### Request
Report how many lines of the records below include the word "this". Give nothing but the number.

Stored data entries:
-------------------------
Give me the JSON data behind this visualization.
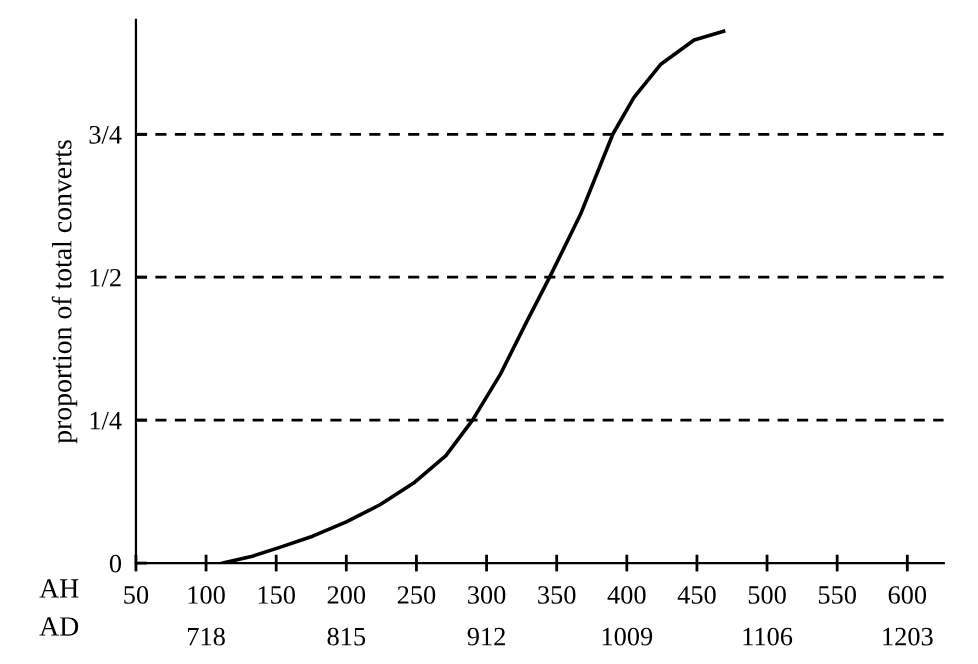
{
  "chart_data": {
    "type": "line",
    "ylabel": "proportion of total converts",
    "xlabel": "AH",
    "x2label": "AD",
    "x": [
      112,
      133,
      152,
      176,
      200,
      224,
      248,
      271,
      290,
      310,
      329,
      345,
      367,
      390,
      405,
      424,
      448,
      469
    ],
    "series": [
      {
        "color": "#000000",
        "values": [
          0,
          0.012,
          0.027,
          0.047,
          0.072,
          0.102,
          0.14,
          0.188,
          0.25,
          0.331,
          0.424,
          0.5,
          0.61,
          0.75,
          0.814,
          0.872,
          0.915,
          0.93
        ]
      }
    ],
    "xlim": [
      50,
      626
    ],
    "xticks": [
      50,
      100,
      150,
      200,
      250,
      300,
      350,
      400,
      450,
      500,
      550,
      600
    ],
    "x2lim": [
      669.5,
      1228.2
    ],
    "x2ticks": [
      718,
      815,
      912,
      1009,
      1106,
      1203
    ],
    "ylim": [
      0,
      0.95
    ],
    "yticks": [
      0,
      {
        "value": 0.25,
        "label": "1/4"
      },
      {
        "value": 0.5,
        "label": "1/2"
      },
      {
        "value": 0.75,
        "label": "3/4"
      }
    ],
    "ref_lines": [
      {
        "axis": "y",
        "value": 0.25,
        "color": "#000000",
        "line_style": "dashed"
      },
      {
        "axis": "y",
        "value": 0.5,
        "color": "#000000",
        "line_style": "dashed"
      },
      {
        "axis": "y",
        "value": 0.75,
        "color": "#000000",
        "line_style": "dashed"
      }
    ],
    "grid": false,
    "legend": false,
    "marker": "none",
    "line_style": "solid"
  }
}
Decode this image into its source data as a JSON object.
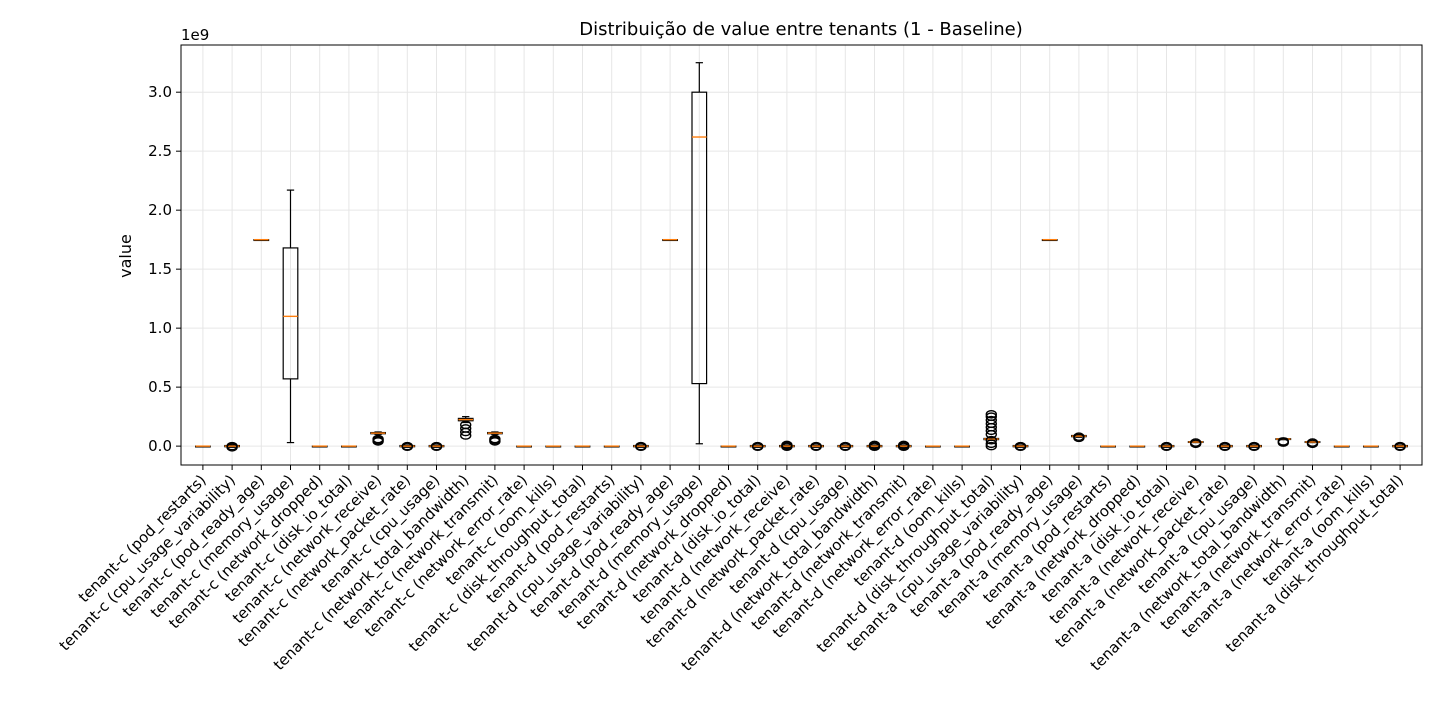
{
  "chart_data": {
    "type": "box",
    "title": "Distribuição de value entre tenants (1 - Baseline)",
    "ylabel": "value",
    "xlabel": "",
    "y_offset_label": "1e9",
    "y_scale": 1000000000,
    "ylim": [
      -0.16,
      3.4
    ],
    "yticks": [
      0.0,
      0.5,
      1.0,
      1.5,
      2.0,
      2.5,
      3.0
    ],
    "ytick_labels": [
      "0.0",
      "0.5",
      "1.0",
      "1.5",
      "2.0",
      "2.5",
      "3.0"
    ],
    "grid": true,
    "colors": {
      "box": "#000000",
      "median": "#ff7f0e",
      "grid": "#e6e6e6",
      "background": "#ffffff"
    },
    "boxes": [
      {
        "label": "tenant-c (pod_restarts)",
        "whislo": 0,
        "q1": 0,
        "med": 0,
        "q3": 0,
        "whishi": 0,
        "fliers": []
      },
      {
        "label": "tenant-c (cpu_usage_variability)",
        "whislo": -0.01,
        "q1": -0.005,
        "med": 0,
        "q3": 0.005,
        "whishi": 0.01,
        "fliers": [
          0.0,
          -0.01
        ]
      },
      {
        "label": "tenant-c (pod_ready_age)",
        "whislo": 1.75,
        "q1": 1.75,
        "med": 1.75,
        "q3": 1.75,
        "whishi": 1.75,
        "fliers": []
      },
      {
        "label": "tenant-c (memory_usage)",
        "whislo": 0.03,
        "q1": 0.57,
        "med": 1.1,
        "q3": 1.68,
        "whishi": 2.17,
        "fliers": []
      },
      {
        "label": "tenant-c (network_dropped)",
        "whislo": 0,
        "q1": 0,
        "med": 0,
        "q3": 0,
        "whishi": 0,
        "fliers": []
      },
      {
        "label": "tenant-c (disk_io_total)",
        "whislo": 0,
        "q1": 0,
        "med": 0,
        "q3": 0,
        "whishi": 0,
        "fliers": []
      },
      {
        "label": "tenant-c (network_receive)",
        "whislo": 0.1,
        "q1": 0.105,
        "med": 0.11,
        "q3": 0.115,
        "whishi": 0.12,
        "fliers": [
          0.04,
          0.05,
          0.06
        ]
      },
      {
        "label": "tenant-c (network_packet_rate)",
        "whislo": -0.01,
        "q1": -0.005,
        "med": 0,
        "q3": 0.005,
        "whishi": 0.01,
        "fliers": [
          0.0,
          -0.005
        ]
      },
      {
        "label": "tenant-c (cpu_usage)",
        "whislo": -0.01,
        "q1": -0.005,
        "med": 0,
        "q3": 0.005,
        "whishi": 0.01,
        "fliers": [
          0.0,
          -0.005
        ]
      },
      {
        "label": "tenant-c (network_total_bandwidth)",
        "whislo": 0.2,
        "q1": 0.215,
        "med": 0.225,
        "q3": 0.235,
        "whishi": 0.25,
        "fliers": [
          0.09,
          0.12,
          0.15,
          0.18
        ]
      },
      {
        "label": "tenant-c (network_transmit)",
        "whislo": 0.1,
        "q1": 0.105,
        "med": 0.11,
        "q3": 0.115,
        "whishi": 0.12,
        "fliers": [
          0.04,
          0.05,
          0.06
        ]
      },
      {
        "label": "tenant-c (network_error_rate)",
        "whislo": 0,
        "q1": 0,
        "med": 0,
        "q3": 0,
        "whishi": 0,
        "fliers": []
      },
      {
        "label": "tenant-c (oom_kills)",
        "whislo": 0,
        "q1": 0,
        "med": 0,
        "q3": 0,
        "whishi": 0,
        "fliers": []
      },
      {
        "label": "tenant-c (disk_throughput_total)",
        "whislo": 0,
        "q1": 0,
        "med": 0,
        "q3": 0,
        "whishi": 0,
        "fliers": []
      },
      {
        "label": "tenant-d (pod_restarts)",
        "whislo": 0,
        "q1": 0,
        "med": 0,
        "q3": 0,
        "whishi": 0,
        "fliers": []
      },
      {
        "label": "tenant-d (cpu_usage_variability)",
        "whislo": -0.01,
        "q1": -0.005,
        "med": 0,
        "q3": 0.005,
        "whishi": 0.01,
        "fliers": [
          0.0,
          -0.005
        ]
      },
      {
        "label": "tenant-d (pod_ready_age)",
        "whislo": 1.75,
        "q1": 1.75,
        "med": 1.75,
        "q3": 1.75,
        "whishi": 1.75,
        "fliers": []
      },
      {
        "label": "tenant-d (memory_usage)",
        "whislo": 0.02,
        "q1": 0.53,
        "med": 2.62,
        "q3": 3.0,
        "whishi": 3.25,
        "fliers": []
      },
      {
        "label": "tenant-d (network_dropped)",
        "whislo": 0,
        "q1": 0,
        "med": 0,
        "q3": 0,
        "whishi": 0,
        "fliers": []
      },
      {
        "label": "tenant-d (disk_io_total)",
        "whislo": -0.01,
        "q1": -0.005,
        "med": 0,
        "q3": 0.005,
        "whishi": 0.01,
        "fliers": [
          0.0,
          -0.005
        ]
      },
      {
        "label": "tenant-d (network_receive)",
        "whislo": -0.01,
        "q1": -0.005,
        "med": 0,
        "q3": 0.005,
        "whishi": 0.01,
        "fliers": [
          0.0,
          0.01,
          -0.005
        ]
      },
      {
        "label": "tenant-d (network_packet_rate)",
        "whislo": -0.01,
        "q1": -0.005,
        "med": 0,
        "q3": 0.005,
        "whishi": 0.01,
        "fliers": [
          0.0,
          -0.005
        ]
      },
      {
        "label": "tenant-d (cpu_usage)",
        "whislo": -0.01,
        "q1": -0.005,
        "med": 0,
        "q3": 0.005,
        "whishi": 0.01,
        "fliers": [
          0.0,
          -0.005
        ]
      },
      {
        "label": "tenant-d (network_total_bandwidth)",
        "whislo": -0.01,
        "q1": -0.005,
        "med": 0,
        "q3": 0.005,
        "whishi": 0.01,
        "fliers": [
          0.0,
          0.01,
          -0.005
        ]
      },
      {
        "label": "tenant-d (network_transmit)",
        "whislo": -0.01,
        "q1": -0.005,
        "med": 0,
        "q3": 0.005,
        "whishi": 0.01,
        "fliers": [
          0.0,
          0.01,
          -0.005
        ]
      },
      {
        "label": "tenant-d (network_error_rate)",
        "whislo": 0,
        "q1": 0,
        "med": 0,
        "q3": 0,
        "whishi": 0,
        "fliers": []
      },
      {
        "label": "tenant-d (oom_kills)",
        "whislo": 0,
        "q1": 0,
        "med": 0,
        "q3": 0,
        "whishi": 0,
        "fliers": []
      },
      {
        "label": "tenant-d (disk_throughput_total)",
        "whislo": 0.05,
        "q1": 0.055,
        "med": 0.06,
        "q3": 0.065,
        "whishi": 0.07,
        "fliers": [
          0.0,
          0.02,
          0.05,
          0.1,
          0.13,
          0.16,
          0.19,
          0.22,
          0.25,
          0.27
        ]
      },
      {
        "label": "tenant-a (cpu_usage_variability)",
        "whislo": -0.01,
        "q1": -0.005,
        "med": 0,
        "q3": 0.005,
        "whishi": 0.01,
        "fliers": [
          0.0,
          -0.005
        ]
      },
      {
        "label": "tenant-a (pod_ready_age)",
        "whislo": 1.75,
        "q1": 1.75,
        "med": 1.75,
        "q3": 1.75,
        "whishi": 1.75,
        "fliers": []
      },
      {
        "label": "tenant-a (memory_usage)",
        "whislo": 0.075,
        "q1": 0.08,
        "med": 0.085,
        "q3": 0.09,
        "whishi": 0.095,
        "fliers": [
          0.07,
          0.08
        ]
      },
      {
        "label": "tenant-a (pod_restarts)",
        "whislo": 0,
        "q1": 0,
        "med": 0,
        "q3": 0,
        "whishi": 0,
        "fliers": []
      },
      {
        "label": "tenant-a (network_dropped)",
        "whislo": 0,
        "q1": 0,
        "med": 0,
        "q3": 0,
        "whishi": 0,
        "fliers": []
      },
      {
        "label": "tenant-a (disk_io_total)",
        "whislo": -0.01,
        "q1": -0.005,
        "med": 0,
        "q3": 0.005,
        "whishi": 0.01,
        "fliers": [
          0.0,
          -0.005
        ]
      },
      {
        "label": "tenant-a (network_receive)",
        "whislo": 0.03,
        "q1": 0.032,
        "med": 0.035,
        "q3": 0.038,
        "whishi": 0.04,
        "fliers": [
          0.02,
          0.03
        ]
      },
      {
        "label": "tenant-a (network_packet_rate)",
        "whislo": -0.01,
        "q1": -0.005,
        "med": 0,
        "q3": 0.005,
        "whishi": 0.01,
        "fliers": [
          0.0,
          -0.005
        ]
      },
      {
        "label": "tenant-a (cpu_usage)",
        "whislo": -0.01,
        "q1": -0.005,
        "med": 0,
        "q3": 0.005,
        "whishi": 0.01,
        "fliers": [
          0.0,
          -0.005
        ]
      },
      {
        "label": "tenant-a (network_total_bandwidth)",
        "whislo": 0.055,
        "q1": 0.058,
        "med": 0.06,
        "q3": 0.063,
        "whishi": 0.066,
        "fliers": [
          0.03,
          0.04
        ]
      },
      {
        "label": "tenant-a (network_transmit)",
        "whislo": 0.03,
        "q1": 0.032,
        "med": 0.035,
        "q3": 0.038,
        "whishi": 0.04,
        "fliers": [
          0.02,
          0.03
        ]
      },
      {
        "label": "tenant-a (network_error_rate)",
        "whislo": 0,
        "q1": 0,
        "med": 0,
        "q3": 0,
        "whishi": 0,
        "fliers": []
      },
      {
        "label": "tenant-a (oom_kills)",
        "whislo": 0,
        "q1": 0,
        "med": 0,
        "q3": 0,
        "whishi": 0,
        "fliers": []
      },
      {
        "label": "tenant-a (disk_throughput_total)",
        "whislo": -0.01,
        "q1": -0.005,
        "med": 0,
        "q3": 0.005,
        "whishi": 0.01,
        "fliers": [
          0.0,
          -0.005
        ]
      }
    ]
  }
}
-------------------------
### Reply to the exercise
2